START Supplied data

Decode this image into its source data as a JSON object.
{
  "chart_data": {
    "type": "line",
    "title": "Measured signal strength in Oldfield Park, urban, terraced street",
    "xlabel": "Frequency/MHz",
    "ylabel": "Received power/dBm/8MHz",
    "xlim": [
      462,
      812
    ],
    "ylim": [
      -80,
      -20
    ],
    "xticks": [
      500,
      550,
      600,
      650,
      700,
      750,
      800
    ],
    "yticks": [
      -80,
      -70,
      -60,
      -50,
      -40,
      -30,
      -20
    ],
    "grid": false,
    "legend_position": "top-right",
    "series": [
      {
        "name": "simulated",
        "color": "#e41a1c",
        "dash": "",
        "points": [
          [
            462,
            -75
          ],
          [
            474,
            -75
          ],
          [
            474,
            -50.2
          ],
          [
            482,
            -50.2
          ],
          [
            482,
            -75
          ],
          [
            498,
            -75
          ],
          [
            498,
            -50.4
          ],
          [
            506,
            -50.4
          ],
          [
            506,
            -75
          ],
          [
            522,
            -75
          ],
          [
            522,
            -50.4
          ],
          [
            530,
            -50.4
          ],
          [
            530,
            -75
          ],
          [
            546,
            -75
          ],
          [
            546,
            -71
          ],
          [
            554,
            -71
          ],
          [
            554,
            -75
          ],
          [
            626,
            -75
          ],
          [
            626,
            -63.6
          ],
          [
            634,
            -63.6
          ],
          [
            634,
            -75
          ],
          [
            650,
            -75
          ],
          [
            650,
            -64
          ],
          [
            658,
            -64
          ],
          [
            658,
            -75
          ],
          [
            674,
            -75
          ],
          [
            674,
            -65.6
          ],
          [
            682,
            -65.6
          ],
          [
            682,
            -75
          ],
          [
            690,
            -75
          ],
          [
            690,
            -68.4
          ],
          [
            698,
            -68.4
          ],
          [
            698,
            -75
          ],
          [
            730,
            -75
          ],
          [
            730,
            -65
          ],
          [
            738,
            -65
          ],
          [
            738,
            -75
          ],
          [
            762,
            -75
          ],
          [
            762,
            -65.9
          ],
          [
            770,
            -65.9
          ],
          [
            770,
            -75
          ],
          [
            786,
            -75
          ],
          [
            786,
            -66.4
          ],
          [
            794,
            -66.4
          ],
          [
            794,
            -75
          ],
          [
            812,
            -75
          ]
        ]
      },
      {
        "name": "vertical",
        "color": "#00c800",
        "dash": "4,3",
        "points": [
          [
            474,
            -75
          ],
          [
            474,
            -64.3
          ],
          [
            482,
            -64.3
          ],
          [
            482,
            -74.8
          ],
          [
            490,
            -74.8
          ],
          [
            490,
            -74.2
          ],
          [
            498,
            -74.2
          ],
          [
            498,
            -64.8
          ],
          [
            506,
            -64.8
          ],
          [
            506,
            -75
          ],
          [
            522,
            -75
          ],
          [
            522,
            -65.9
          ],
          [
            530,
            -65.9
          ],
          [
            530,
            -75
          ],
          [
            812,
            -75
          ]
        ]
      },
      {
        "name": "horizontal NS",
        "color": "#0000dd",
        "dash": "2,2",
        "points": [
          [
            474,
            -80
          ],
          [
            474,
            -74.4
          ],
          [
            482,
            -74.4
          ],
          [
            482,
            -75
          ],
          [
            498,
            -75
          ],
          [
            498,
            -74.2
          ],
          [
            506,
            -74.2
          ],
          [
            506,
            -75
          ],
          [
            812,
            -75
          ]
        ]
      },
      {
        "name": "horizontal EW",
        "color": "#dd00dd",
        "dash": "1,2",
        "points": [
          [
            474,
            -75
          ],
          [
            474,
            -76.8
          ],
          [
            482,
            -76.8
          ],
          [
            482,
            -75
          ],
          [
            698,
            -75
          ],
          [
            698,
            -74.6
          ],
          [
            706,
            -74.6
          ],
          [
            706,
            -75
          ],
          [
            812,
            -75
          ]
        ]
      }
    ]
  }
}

END Supplied data

Exercise details — Pull out each line of the records holding the string "color".

Response to the task —
        "color": "#e41a1c",
        "color": "#00c800",
        "color": "#0000dd",
        "color": "#dd00dd",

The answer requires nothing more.